— WHAT THIS TASK INVOLVES —
From the listing below, work out how many lines contain "donc". Reply with that number only.

— INPUT RECORDS —
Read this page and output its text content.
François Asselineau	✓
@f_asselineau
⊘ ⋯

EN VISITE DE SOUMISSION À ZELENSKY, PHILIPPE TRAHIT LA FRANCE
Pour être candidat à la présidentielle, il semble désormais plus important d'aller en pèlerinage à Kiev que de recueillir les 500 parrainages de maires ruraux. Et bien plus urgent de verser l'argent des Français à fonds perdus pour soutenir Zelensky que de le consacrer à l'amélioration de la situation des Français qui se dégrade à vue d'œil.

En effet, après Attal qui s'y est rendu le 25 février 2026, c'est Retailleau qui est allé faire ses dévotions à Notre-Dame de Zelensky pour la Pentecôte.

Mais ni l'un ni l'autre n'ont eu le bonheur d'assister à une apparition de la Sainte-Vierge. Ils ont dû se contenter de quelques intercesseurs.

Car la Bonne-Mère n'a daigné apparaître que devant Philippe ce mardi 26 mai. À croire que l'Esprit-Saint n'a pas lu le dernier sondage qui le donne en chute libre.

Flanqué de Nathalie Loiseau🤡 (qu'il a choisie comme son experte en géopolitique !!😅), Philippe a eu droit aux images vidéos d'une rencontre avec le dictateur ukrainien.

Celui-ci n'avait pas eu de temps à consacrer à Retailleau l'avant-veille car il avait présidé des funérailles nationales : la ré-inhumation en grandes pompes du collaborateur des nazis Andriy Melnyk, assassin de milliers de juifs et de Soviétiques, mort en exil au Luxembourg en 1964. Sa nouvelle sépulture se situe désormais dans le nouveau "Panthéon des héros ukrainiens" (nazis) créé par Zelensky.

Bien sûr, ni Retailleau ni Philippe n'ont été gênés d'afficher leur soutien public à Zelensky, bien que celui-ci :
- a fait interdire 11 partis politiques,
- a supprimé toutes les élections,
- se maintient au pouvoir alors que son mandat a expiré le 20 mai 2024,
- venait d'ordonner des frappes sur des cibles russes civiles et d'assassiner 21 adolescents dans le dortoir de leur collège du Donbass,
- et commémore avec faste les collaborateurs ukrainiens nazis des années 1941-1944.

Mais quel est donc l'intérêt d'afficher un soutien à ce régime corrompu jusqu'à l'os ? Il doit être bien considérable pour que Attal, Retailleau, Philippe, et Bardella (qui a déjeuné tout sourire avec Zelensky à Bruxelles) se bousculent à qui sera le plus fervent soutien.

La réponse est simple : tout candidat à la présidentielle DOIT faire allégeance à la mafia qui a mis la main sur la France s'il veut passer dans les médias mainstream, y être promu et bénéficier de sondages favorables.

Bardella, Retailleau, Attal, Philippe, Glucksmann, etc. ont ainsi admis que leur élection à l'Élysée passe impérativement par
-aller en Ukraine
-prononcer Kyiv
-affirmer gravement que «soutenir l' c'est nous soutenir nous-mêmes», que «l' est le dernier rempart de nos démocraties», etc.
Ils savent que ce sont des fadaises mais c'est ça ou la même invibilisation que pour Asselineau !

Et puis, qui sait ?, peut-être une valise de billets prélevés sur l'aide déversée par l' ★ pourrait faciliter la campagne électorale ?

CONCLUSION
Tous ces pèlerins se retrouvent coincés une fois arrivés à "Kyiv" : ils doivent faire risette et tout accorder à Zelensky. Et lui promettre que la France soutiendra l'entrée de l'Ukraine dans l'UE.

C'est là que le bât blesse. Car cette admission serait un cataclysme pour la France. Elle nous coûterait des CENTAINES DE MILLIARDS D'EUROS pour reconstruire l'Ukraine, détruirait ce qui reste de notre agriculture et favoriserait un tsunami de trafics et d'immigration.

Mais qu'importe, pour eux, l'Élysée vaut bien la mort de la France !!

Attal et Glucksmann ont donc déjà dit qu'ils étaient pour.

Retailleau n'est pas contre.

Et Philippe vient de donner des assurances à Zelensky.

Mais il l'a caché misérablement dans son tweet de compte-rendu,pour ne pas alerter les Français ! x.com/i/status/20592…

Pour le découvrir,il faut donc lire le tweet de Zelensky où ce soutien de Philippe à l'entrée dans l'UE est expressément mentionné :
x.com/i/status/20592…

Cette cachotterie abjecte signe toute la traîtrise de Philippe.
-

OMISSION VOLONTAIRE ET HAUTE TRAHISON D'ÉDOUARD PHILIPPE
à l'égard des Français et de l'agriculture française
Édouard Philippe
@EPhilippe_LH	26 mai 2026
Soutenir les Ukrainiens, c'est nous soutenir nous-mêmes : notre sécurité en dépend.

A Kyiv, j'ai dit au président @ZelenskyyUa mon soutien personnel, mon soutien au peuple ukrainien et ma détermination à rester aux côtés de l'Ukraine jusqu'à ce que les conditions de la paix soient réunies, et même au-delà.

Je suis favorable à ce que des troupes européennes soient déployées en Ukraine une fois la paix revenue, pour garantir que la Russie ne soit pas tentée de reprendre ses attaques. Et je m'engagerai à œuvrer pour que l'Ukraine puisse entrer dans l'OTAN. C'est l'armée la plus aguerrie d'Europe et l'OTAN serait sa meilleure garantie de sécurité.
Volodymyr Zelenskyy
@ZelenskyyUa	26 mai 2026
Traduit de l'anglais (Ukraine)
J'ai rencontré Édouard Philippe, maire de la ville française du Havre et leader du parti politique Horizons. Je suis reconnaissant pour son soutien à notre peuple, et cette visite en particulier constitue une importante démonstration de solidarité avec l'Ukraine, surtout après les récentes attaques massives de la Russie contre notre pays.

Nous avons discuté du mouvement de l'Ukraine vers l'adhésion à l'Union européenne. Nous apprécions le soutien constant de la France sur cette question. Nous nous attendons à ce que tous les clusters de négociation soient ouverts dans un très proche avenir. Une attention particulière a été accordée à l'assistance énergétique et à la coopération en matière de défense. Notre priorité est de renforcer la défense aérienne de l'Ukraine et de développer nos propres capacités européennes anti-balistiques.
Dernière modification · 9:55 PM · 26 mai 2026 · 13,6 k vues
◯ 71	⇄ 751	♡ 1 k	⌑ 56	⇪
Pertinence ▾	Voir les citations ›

— SOLVED EXERCISE —
3